Data entries
________________________________________
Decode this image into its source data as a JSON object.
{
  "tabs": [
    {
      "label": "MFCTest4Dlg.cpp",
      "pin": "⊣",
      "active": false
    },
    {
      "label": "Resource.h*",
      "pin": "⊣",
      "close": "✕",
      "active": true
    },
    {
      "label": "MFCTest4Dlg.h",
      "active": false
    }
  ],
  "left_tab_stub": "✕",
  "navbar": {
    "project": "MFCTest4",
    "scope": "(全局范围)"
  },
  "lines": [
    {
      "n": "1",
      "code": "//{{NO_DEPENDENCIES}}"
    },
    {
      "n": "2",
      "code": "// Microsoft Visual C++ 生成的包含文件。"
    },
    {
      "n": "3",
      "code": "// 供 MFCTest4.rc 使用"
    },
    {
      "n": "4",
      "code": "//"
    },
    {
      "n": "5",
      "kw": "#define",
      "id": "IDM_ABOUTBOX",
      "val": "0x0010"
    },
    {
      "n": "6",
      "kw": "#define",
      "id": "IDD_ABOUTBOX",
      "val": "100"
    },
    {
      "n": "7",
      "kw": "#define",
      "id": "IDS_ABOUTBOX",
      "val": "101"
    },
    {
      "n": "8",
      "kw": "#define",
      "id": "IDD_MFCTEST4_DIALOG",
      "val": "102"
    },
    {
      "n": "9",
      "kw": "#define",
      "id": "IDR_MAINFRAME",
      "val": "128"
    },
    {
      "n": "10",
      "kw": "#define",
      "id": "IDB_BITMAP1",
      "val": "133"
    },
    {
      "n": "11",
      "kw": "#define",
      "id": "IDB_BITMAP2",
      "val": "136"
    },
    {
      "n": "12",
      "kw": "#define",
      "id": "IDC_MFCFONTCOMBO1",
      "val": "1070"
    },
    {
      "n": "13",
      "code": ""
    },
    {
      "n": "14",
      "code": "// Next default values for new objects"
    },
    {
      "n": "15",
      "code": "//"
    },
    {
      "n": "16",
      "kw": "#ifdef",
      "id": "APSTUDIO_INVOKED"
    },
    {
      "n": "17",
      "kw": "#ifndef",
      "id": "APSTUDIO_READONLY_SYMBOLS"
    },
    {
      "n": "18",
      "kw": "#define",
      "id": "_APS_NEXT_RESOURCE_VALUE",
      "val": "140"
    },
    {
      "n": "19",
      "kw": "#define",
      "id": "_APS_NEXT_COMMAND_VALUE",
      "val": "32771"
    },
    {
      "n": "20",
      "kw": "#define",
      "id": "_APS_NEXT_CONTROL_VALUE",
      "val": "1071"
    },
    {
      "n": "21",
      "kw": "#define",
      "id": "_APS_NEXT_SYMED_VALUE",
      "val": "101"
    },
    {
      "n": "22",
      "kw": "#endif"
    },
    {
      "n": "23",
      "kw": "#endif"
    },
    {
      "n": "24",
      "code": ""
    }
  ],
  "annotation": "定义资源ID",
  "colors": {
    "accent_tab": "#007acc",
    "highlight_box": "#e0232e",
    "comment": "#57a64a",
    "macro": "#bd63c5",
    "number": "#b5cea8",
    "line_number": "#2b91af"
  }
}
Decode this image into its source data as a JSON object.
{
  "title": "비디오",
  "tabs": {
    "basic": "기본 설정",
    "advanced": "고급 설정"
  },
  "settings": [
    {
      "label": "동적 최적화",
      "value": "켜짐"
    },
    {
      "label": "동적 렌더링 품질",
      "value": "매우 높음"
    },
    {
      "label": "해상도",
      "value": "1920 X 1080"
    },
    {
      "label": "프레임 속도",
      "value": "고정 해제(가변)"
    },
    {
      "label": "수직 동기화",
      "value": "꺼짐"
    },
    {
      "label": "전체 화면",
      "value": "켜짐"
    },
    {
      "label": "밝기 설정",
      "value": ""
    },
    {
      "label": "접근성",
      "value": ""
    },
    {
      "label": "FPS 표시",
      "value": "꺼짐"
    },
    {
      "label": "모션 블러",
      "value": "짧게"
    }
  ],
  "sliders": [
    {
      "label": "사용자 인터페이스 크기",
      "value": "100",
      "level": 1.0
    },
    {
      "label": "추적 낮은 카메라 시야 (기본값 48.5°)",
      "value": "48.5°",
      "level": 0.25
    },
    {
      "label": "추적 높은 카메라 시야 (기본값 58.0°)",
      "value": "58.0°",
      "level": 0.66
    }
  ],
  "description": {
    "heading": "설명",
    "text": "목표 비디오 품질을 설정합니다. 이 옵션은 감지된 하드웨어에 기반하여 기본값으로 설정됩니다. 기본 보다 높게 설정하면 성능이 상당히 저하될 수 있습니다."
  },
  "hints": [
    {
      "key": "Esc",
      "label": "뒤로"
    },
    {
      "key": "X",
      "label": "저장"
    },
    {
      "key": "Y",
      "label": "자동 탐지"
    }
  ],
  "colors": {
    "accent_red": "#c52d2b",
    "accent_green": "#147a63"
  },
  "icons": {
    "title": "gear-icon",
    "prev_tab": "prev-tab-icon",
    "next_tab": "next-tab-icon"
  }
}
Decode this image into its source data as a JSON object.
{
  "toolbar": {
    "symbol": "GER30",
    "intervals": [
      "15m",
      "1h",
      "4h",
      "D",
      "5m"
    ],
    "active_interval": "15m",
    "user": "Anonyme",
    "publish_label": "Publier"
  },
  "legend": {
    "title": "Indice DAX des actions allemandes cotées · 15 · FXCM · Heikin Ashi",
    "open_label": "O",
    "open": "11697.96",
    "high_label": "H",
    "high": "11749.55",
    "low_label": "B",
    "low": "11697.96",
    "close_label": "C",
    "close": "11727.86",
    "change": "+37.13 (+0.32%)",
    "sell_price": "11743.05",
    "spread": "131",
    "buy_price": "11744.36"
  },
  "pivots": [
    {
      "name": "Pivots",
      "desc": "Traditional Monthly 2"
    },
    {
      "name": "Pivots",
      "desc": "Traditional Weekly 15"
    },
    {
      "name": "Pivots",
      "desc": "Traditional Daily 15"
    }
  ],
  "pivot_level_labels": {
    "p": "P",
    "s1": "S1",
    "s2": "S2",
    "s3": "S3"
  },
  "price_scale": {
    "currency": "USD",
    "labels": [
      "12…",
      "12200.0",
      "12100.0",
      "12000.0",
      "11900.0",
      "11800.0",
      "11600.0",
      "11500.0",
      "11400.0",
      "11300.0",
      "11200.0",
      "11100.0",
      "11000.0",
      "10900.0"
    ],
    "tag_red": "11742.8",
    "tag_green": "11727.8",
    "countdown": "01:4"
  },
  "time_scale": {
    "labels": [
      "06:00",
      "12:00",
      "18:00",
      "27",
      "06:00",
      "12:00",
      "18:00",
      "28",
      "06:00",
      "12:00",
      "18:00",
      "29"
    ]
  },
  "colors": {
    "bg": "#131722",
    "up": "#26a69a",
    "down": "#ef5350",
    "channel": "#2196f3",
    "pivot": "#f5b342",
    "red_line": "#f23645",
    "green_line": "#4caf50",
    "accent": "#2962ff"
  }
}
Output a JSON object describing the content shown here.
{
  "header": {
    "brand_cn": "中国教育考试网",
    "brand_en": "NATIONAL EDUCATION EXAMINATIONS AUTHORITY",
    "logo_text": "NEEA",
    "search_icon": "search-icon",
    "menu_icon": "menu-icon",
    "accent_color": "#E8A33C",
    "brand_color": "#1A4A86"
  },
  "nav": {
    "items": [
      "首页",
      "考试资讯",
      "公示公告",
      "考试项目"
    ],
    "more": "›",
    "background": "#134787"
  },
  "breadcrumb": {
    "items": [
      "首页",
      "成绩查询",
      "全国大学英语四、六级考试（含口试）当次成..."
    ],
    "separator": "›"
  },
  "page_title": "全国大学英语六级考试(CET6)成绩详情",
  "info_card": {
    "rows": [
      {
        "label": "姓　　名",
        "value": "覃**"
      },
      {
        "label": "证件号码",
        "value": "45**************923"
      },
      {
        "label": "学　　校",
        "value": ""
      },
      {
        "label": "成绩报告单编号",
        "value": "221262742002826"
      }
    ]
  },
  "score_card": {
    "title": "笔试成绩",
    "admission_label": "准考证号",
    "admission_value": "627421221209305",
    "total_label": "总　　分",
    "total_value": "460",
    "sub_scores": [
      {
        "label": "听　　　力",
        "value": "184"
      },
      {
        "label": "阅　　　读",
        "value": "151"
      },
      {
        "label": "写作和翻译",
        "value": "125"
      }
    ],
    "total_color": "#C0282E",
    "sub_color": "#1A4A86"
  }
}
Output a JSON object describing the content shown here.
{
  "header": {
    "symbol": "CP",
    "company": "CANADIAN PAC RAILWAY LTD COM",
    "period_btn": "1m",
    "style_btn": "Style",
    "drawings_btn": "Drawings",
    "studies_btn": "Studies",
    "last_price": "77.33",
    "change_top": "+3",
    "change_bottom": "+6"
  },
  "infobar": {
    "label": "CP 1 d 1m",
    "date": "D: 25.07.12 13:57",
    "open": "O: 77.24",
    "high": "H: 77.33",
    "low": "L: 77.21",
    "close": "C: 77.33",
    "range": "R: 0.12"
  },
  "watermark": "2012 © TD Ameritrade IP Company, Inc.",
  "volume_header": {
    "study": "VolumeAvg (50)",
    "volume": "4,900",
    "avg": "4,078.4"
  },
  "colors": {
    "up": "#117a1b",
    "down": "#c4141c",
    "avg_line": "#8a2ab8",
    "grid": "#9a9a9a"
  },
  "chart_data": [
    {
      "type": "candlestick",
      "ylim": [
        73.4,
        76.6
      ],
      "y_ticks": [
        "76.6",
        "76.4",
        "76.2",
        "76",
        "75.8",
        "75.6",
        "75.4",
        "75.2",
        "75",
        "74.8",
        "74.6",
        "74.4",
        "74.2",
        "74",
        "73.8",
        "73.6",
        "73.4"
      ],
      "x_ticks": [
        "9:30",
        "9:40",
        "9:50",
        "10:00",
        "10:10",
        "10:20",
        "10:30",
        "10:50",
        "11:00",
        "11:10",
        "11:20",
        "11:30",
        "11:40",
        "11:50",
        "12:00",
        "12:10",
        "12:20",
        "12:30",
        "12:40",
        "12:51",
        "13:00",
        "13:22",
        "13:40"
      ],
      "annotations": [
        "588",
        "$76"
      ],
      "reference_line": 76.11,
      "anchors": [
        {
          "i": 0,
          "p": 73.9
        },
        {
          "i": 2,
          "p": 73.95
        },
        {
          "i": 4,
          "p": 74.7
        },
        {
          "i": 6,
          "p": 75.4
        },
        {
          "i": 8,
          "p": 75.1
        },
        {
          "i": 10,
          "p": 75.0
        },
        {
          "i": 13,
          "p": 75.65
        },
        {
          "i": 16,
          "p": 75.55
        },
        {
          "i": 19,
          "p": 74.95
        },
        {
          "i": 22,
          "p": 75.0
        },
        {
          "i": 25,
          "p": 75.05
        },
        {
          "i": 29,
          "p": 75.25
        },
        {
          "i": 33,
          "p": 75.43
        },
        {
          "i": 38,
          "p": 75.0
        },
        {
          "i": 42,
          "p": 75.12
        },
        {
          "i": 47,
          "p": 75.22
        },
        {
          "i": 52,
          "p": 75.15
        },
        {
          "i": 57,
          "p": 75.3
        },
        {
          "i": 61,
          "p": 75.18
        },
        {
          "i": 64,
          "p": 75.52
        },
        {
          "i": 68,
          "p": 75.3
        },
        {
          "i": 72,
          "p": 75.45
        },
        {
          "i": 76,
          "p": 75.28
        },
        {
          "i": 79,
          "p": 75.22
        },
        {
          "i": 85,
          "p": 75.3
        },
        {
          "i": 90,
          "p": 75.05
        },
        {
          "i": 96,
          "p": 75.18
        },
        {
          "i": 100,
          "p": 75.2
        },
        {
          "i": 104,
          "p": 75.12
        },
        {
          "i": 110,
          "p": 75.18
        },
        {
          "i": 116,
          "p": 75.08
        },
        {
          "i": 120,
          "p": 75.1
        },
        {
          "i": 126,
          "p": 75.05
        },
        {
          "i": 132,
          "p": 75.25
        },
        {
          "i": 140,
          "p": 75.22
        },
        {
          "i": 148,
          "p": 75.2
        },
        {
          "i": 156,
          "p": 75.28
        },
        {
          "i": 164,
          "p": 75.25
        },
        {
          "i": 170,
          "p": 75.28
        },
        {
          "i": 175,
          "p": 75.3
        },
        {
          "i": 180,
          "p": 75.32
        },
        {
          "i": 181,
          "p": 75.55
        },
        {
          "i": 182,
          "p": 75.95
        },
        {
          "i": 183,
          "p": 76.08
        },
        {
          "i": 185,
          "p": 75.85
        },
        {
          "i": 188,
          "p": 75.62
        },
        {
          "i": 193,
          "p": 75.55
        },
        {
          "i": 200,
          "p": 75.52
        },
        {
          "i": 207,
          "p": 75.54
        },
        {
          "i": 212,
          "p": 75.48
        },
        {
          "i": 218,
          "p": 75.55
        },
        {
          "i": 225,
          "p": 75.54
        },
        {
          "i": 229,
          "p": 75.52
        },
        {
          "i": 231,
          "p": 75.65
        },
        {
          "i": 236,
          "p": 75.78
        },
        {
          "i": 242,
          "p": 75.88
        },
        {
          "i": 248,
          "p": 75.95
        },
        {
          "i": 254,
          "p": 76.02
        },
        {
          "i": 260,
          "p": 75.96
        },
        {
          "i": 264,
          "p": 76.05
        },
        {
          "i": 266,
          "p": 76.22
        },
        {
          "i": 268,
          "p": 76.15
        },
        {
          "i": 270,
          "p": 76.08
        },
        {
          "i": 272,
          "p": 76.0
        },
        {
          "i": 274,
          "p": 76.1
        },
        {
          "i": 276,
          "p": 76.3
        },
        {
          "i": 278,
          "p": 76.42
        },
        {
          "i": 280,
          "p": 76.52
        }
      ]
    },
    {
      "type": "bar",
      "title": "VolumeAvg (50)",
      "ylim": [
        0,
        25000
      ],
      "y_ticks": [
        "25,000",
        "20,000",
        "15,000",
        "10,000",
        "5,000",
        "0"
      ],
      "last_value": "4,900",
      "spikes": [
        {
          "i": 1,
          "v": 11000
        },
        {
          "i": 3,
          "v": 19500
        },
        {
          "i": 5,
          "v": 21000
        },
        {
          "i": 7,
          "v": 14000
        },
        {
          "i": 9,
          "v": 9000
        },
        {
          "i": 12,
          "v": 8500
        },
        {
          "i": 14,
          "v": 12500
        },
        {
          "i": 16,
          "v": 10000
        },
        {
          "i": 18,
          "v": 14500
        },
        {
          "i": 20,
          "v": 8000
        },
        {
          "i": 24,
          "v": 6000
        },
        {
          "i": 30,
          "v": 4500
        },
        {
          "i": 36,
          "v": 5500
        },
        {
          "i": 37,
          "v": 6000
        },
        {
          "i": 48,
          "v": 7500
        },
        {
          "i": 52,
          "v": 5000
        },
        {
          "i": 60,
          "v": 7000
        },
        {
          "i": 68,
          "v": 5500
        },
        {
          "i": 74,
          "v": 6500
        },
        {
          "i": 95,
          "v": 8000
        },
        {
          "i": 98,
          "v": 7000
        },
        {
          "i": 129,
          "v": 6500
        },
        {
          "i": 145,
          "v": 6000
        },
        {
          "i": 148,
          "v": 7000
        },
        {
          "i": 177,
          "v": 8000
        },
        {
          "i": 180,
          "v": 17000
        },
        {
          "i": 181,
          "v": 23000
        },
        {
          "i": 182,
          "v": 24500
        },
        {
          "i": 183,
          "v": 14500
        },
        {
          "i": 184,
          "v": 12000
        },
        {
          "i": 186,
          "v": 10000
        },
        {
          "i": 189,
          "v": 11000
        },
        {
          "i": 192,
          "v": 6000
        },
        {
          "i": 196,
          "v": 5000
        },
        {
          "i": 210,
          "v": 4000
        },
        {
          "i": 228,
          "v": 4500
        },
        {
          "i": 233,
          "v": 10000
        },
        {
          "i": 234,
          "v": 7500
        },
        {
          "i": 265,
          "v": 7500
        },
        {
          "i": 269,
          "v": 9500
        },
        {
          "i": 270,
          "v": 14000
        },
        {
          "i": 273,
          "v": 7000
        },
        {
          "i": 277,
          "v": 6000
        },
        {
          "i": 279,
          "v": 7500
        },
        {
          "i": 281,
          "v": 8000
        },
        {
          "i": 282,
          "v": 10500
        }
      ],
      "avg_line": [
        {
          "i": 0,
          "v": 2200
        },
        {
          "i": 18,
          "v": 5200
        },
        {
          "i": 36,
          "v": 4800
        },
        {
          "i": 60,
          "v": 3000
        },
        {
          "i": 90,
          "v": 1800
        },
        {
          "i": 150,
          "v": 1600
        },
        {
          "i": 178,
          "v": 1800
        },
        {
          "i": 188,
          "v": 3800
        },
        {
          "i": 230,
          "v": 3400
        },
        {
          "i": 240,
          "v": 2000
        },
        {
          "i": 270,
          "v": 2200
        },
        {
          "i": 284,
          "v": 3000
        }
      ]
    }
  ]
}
________________________________________
§ Instruction
Where a line contains "VolumeAvg", copy that line.

§ Result
    "study": "VolumeAvg (50)",
      "title": "VolumeAvg (50)",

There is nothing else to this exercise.